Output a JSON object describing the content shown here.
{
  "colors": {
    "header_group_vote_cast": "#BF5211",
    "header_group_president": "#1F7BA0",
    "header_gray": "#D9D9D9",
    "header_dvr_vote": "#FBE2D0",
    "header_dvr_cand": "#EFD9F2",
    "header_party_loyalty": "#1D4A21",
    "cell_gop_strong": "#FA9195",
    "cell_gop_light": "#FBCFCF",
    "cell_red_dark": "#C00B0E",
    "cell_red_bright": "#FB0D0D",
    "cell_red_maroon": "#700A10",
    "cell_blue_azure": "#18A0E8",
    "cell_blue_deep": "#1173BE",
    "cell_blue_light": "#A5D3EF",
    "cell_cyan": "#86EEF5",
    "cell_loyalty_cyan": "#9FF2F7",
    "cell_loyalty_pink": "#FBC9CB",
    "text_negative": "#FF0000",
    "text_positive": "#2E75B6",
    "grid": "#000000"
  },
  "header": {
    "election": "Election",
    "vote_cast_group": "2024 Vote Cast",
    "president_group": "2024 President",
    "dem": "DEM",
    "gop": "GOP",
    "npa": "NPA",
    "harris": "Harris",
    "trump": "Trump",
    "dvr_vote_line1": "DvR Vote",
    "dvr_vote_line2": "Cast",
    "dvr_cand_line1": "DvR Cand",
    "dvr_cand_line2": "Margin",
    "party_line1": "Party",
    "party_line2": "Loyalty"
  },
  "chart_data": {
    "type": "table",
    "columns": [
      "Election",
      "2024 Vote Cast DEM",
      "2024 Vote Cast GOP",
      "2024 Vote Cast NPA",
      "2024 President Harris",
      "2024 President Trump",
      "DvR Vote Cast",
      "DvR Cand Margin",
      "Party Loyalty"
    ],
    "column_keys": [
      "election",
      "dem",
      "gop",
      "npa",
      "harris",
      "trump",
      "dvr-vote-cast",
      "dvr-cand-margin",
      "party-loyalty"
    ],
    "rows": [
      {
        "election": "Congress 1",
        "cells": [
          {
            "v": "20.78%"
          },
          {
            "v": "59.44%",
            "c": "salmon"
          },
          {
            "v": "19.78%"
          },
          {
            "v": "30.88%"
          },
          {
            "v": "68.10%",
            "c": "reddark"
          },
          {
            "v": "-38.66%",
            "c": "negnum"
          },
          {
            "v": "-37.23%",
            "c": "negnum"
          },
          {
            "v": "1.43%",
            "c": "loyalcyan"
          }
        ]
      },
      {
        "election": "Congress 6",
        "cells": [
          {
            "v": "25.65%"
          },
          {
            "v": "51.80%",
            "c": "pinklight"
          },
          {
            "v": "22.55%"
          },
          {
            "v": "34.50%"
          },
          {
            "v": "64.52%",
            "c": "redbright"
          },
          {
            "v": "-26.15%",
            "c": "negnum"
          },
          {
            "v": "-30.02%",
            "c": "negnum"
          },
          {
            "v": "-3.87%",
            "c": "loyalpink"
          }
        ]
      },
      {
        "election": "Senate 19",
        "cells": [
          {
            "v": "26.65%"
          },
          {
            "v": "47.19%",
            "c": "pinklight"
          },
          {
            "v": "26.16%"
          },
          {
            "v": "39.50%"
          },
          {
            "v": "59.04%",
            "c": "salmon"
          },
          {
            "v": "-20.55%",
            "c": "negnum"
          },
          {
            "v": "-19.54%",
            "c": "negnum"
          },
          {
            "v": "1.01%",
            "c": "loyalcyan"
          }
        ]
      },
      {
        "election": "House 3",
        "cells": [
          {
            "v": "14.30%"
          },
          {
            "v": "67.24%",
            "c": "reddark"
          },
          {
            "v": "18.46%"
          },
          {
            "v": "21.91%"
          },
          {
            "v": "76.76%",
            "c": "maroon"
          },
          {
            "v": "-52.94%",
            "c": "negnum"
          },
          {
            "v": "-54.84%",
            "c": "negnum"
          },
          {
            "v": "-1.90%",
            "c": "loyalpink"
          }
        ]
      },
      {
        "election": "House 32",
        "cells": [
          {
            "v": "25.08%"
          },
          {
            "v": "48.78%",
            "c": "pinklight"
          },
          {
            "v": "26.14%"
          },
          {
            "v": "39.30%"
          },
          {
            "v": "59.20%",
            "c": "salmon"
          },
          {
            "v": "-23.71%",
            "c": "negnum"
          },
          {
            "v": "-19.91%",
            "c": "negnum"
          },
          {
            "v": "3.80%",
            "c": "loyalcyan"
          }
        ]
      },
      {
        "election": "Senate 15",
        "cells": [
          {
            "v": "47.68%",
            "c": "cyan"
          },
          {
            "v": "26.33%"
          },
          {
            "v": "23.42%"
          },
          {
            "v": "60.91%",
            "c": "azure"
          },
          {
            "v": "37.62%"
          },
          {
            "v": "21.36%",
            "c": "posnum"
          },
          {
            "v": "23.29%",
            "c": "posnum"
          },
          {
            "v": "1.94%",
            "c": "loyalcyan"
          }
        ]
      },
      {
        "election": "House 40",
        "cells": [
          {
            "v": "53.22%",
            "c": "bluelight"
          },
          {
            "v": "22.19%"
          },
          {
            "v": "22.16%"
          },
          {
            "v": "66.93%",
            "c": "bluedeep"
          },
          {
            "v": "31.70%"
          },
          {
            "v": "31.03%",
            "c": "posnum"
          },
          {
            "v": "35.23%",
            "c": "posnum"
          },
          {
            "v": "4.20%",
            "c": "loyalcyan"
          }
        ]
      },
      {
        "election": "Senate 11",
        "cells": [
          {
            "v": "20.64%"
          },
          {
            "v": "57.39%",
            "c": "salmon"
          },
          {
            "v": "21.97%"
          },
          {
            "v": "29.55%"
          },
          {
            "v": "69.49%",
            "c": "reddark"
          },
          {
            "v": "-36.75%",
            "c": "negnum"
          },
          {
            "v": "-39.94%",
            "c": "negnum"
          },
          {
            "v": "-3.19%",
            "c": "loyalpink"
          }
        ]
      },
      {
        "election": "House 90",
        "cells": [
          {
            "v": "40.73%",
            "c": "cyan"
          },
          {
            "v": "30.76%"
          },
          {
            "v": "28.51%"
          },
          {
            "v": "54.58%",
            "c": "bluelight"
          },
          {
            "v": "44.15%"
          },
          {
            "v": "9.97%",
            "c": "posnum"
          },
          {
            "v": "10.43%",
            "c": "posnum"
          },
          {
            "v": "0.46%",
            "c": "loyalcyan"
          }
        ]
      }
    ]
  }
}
◆ ◆ ◆ ◆ ◆ ◆ ◆
* _Task to carry out_: Return the entries in full, keeping every line exactly as it is.

* _Solution_:
Output a JSON object describing the content shown here.
{
  "colors": {
    "header_group_vote_cast": "#BF5211",
    "header_group_president": "#1F7BA0",
    "header_gray": "#D9D9D9",
    "header_dvr_vote": "#FBE2D0",
    "header_dvr_cand": "#EFD9F2",
    "header_party_loyalty": "#1D4A21",
    "cell_gop_strong": "#FA9195",
    "cell_gop_light": "#FBCFCF",
    "cell_red_dark": "#C00B0E",
    "cell_red_bright": "#FB0D0D",
    "cell_red_maroon": "#700A10",
    "cell_blue_azure": "#18A0E8",
    "cell_blue_deep": "#1173BE",
    "cell_blue_light": "#A5D3EF",
    "cell_cyan": "#86EEF5",
    "cell_loyalty_cyan": "#9FF2F7",
    "cell_loyalty_pink": "#FBC9CB",
    "text_negative": "#FF0000",
    "text_positive": "#2E75B6",
    "grid": "#000000"
  },
  "header": {
    "election": "Election",
    "vote_cast_group": "2024 Vote Cast",
    "president_group": "2024 President",
    "dem": "DEM",
    "gop": "GOP",
    "npa": "NPA",
    "harris": "Harris",
    "trump": "Trump",
    "dvr_vote_line1": "DvR Vote",
    "dvr_vote_line2": "Cast",
    "dvr_cand_line1": "DvR Cand",
    "dvr_cand_line2": "Margin",
    "party_line1": "Party",
    "party_line2": "Loyalty"
  },
  "chart_data": {
    "type": "table",
    "columns": [
      "Election",
      "2024 Vote Cast DEM",
      "2024 Vote Cast GOP",
      "2024 Vote Cast NPA",
      "2024 President Harris",
      "2024 President Trump",
      "DvR Vote Cast",
      "DvR Cand Margin",
      "Party Loyalty"
    ],
    "column_keys": [
      "election",
      "dem",
      "gop",
      "npa",
      "harris",
      "trump",
      "dvr-vote-cast",
      "dvr-cand-margin",
      "party-loyalty"
    ],
    "rows": [
      {
        "election": "Congress 1",
        "cells": [
          {
            "v": "20.78%"
          },
          {
            "v": "59.44%",
            "c": "salmon"
          },
          {
            "v": "19.78%"
          },
          {
            "v": "30.88%"
          },
          {
            "v": "68.10%",
            "c": "reddark"
          },
          {
            "v": "-38.66%",
            "c": "negnum"
          },
          {
            "v": "-37.23%",
            "c": "negnum"
          },
          {
            "v": "1.43%",
            "c": "loyalcyan"
          }
        ]
      },
      {
        "election": "Congress 6",
        "cells": [
          {
            "v": "25.65%"
          },
          {
            "v": "51.80%",
            "c": "pinklight"
          },
          {
            "v": "22.55%"
          },
          {
            "v": "34.50%"
          },
          {
            "v": "64.52%",
            "c": "redbright"
          },
          {
            "v": "-26.15%",
            "c": "negnum"
          },
          {
            "v": "-30.02%",
            "c": "negnum"
          },
          {
            "v": "-3.87%",
            "c": "loyalpink"
          }
        ]
      },
      {
        "election": "Senate 19",
        "cells": [
          {
            "v": "26.65%"
          },
          {
            "v": "47.19%",
            "c": "pinklight"
          },
          {
            "v": "26.16%"
          },
          {
            "v": "39.50%"
          },
          {
            "v": "59.04%",
            "c": "salmon"
          },
          {
            "v": "-20.55%",
            "c": "negnum"
          },
          {
            "v": "-19.54%",
            "c": "negnum"
          },
          {
            "v": "1.01%",
            "c": "loyalcyan"
          }
        ]
      },
      {
        "election": "House 3",
        "cells": [
          {
            "v": "14.30%"
          },
          {
            "v": "67.24%",
            "c": "reddark"
          },
          {
            "v": "18.46%"
          },
          {
            "v": "21.91%"
          },
          {
            "v": "76.76%",
            "c": "maroon"
          },
          {
            "v": "-52.94%",
            "c": "negnum"
          },
          {
            "v": "-54.84%",
            "c": "negnum"
          },
          {
            "v": "-1.90%",
            "c": "loyalpink"
          }
        ]
      },
      {
        "election": "House 32",
        "cells": [
          {
            "v": "25.08%"
          },
          {
            "v": "48.78%",
            "c": "pinklight"
          },
          {
            "v": "26.14%"
          },
          {
            "v": "39.30%"
          },
          {
            "v": "59.20%",
            "c": "salmon"
          },
          {
            "v": "-23.71%",
            "c": "negnum"
          },
          {
            "v": "-19.91%",
            "c": "negnum"
          },
          {
            "v": "3.80%",
            "c": "loyalcyan"
          }
        ]
      },
      {
        "election": "Senate 15",
        "cells": [
          {
            "v": "47.68%",
            "c": "cyan"
          },
          {
            "v": "26.33%"
          },
          {
            "v": "23.42%"
          },
          {
            "v": "60.91%",
            "c": "azure"
          },
          {
            "v": "37.62%"
          },
          {
            "v": "21.36%",
            "c": "posnum"
          },
          {
            "v": "23.29%",
            "c": "posnum"
          },
          {
            "v": "1.94%",
            "c": "loyalcyan"
          }
        ]
      },
      {
        "election": "House 40",
        "cells": [
          {
            "v": "53.22%",
            "c": "bluelight"
          },
          {
            "v": "22.19%"
          },
          {
            "v": "22.16%"
          },
          {
            "v": "66.93%",
            "c": "bluedeep"
          },
          {
            "v": "31.70%"
          },
          {
            "v": "31.03%",
            "c": "posnum"
          },
          {
            "v": "35.23%",
            "c": "posnum"
          },
          {
            "v": "4.20%",
            "c": "loyalcyan"
          }
        ]
      },
      {
        "election": "Senate 11",
        "cells": [
          {
            "v": "20.64%"
          },
          {
            "v": "57.39%",
            "c": "salmon"
          },
          {
            "v": "21.97%"
          },
          {
            "v": "29.55%"
          },
          {
            "v": "69.49%",
            "c": "reddark"
          },
          {
            "v": "-36.75%",
            "c": "negnum"
          },
          {
            "v": "-39.94%",
            "c": "negnum"
          },
          {
            "v": "-3.19%",
            "c": "loyalpink"
          }
        ]
      },
      {
        "election": "House 90",
        "cells": [
          {
            "v": "40.73%",
            "c": "cyan"
          },
          {
            "v": "30.76%"
          },
          {
            "v": "28.51%"
          },
          {
            "v": "54.58%",
            "c": "bluelight"
          },
          {
            "v": "44.15%"
          },
          {
            "v": "9.97%",
            "c": "posnum"
          },
          {
            "v": "10.43%",
            "c": "posnum"
          },
          {
            "v": "0.46%",
            "c": "loyalcyan"
          }
        ]
      }
    ]
  }
}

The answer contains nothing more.